Input:
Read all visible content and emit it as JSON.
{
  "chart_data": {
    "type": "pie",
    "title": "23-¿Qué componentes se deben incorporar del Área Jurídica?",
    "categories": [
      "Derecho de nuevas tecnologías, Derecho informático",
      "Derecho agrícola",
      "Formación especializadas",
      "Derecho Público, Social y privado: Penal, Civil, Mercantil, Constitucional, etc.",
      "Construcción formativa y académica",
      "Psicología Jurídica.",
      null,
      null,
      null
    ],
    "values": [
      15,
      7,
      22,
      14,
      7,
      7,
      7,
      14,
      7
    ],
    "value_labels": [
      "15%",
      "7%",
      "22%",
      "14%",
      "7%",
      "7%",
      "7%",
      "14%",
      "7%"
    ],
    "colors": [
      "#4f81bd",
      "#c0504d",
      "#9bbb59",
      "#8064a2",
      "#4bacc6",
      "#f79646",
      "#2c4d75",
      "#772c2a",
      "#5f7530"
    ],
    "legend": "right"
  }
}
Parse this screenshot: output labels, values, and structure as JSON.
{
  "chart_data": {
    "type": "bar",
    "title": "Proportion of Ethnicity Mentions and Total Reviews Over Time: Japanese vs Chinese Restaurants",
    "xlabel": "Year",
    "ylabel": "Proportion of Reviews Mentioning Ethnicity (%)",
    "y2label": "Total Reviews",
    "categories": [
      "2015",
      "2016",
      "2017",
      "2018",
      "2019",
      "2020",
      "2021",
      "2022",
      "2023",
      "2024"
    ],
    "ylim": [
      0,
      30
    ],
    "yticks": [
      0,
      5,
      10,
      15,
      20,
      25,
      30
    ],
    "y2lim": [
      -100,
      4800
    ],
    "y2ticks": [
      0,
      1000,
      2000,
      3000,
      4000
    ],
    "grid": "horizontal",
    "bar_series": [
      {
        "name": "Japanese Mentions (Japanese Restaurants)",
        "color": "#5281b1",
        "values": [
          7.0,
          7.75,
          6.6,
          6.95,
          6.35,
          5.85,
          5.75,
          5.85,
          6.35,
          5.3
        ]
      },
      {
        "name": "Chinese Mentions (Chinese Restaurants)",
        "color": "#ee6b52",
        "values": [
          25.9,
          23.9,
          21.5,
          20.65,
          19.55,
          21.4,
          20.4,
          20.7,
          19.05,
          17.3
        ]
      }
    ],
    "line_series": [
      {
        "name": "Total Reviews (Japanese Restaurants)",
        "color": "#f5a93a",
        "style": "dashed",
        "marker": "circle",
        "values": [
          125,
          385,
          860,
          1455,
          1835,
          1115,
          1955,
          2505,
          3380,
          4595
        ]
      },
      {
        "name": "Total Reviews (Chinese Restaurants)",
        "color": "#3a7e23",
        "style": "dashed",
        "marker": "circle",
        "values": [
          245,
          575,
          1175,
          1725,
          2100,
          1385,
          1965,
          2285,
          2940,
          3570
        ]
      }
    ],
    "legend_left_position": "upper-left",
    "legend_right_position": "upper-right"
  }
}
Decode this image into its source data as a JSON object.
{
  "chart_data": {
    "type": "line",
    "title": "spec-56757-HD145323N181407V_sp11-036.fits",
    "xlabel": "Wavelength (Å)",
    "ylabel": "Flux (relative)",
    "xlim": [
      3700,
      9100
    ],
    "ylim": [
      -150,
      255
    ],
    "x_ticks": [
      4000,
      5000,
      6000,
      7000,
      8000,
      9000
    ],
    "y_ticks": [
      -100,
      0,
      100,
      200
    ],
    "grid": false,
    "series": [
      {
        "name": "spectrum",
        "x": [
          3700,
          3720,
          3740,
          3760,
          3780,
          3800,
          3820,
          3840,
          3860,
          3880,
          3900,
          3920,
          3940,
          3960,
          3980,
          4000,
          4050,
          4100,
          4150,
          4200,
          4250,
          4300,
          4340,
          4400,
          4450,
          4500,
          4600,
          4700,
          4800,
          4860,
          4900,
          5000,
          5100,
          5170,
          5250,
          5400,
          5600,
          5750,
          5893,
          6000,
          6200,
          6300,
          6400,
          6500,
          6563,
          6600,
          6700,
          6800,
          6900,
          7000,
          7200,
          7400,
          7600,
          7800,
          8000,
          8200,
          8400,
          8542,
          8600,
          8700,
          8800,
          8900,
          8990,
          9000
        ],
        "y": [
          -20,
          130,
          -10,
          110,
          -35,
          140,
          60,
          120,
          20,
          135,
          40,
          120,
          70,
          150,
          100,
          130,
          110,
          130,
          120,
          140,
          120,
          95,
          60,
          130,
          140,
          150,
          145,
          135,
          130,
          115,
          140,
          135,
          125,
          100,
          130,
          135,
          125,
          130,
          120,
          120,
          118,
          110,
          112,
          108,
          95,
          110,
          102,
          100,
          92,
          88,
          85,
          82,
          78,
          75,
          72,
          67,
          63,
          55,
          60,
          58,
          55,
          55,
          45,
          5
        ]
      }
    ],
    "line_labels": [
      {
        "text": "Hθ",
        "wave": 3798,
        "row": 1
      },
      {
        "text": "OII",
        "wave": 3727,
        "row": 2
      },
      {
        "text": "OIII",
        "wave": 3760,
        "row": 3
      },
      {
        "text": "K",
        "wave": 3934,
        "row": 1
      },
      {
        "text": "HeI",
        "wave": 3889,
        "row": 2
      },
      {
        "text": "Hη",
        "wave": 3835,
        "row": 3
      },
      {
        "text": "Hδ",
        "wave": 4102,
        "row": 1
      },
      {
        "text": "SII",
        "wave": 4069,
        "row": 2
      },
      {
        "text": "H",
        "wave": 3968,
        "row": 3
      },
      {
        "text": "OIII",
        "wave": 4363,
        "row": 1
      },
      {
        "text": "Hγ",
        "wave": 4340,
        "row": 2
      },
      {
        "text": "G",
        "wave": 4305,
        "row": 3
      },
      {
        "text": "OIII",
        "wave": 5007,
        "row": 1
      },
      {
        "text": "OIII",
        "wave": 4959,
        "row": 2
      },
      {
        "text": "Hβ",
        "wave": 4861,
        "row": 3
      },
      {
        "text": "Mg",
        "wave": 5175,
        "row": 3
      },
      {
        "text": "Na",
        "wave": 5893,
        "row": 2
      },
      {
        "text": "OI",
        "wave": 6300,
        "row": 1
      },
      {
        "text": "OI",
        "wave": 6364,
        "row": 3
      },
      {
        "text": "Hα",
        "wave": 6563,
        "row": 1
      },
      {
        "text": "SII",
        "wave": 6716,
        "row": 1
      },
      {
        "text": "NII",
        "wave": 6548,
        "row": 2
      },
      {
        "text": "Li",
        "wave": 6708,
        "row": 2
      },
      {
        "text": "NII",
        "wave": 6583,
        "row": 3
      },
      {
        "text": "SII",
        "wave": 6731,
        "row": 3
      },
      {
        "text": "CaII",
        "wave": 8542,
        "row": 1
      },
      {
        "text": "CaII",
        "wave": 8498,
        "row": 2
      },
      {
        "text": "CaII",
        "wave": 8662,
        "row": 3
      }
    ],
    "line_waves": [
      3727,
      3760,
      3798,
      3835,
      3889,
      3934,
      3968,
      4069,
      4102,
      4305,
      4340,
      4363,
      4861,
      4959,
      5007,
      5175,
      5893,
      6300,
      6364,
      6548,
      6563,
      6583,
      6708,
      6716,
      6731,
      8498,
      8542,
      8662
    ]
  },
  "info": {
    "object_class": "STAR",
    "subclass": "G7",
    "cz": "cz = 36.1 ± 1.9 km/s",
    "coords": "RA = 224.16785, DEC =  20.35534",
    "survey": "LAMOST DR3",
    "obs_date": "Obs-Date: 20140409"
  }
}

Objective: Extract all lines from the material above that include the word "Jurídica".

Written response:
    "title": "23-¿Qué componentes se deben incorporar del Área Jurídica?",
      "Psicología Jurídica.",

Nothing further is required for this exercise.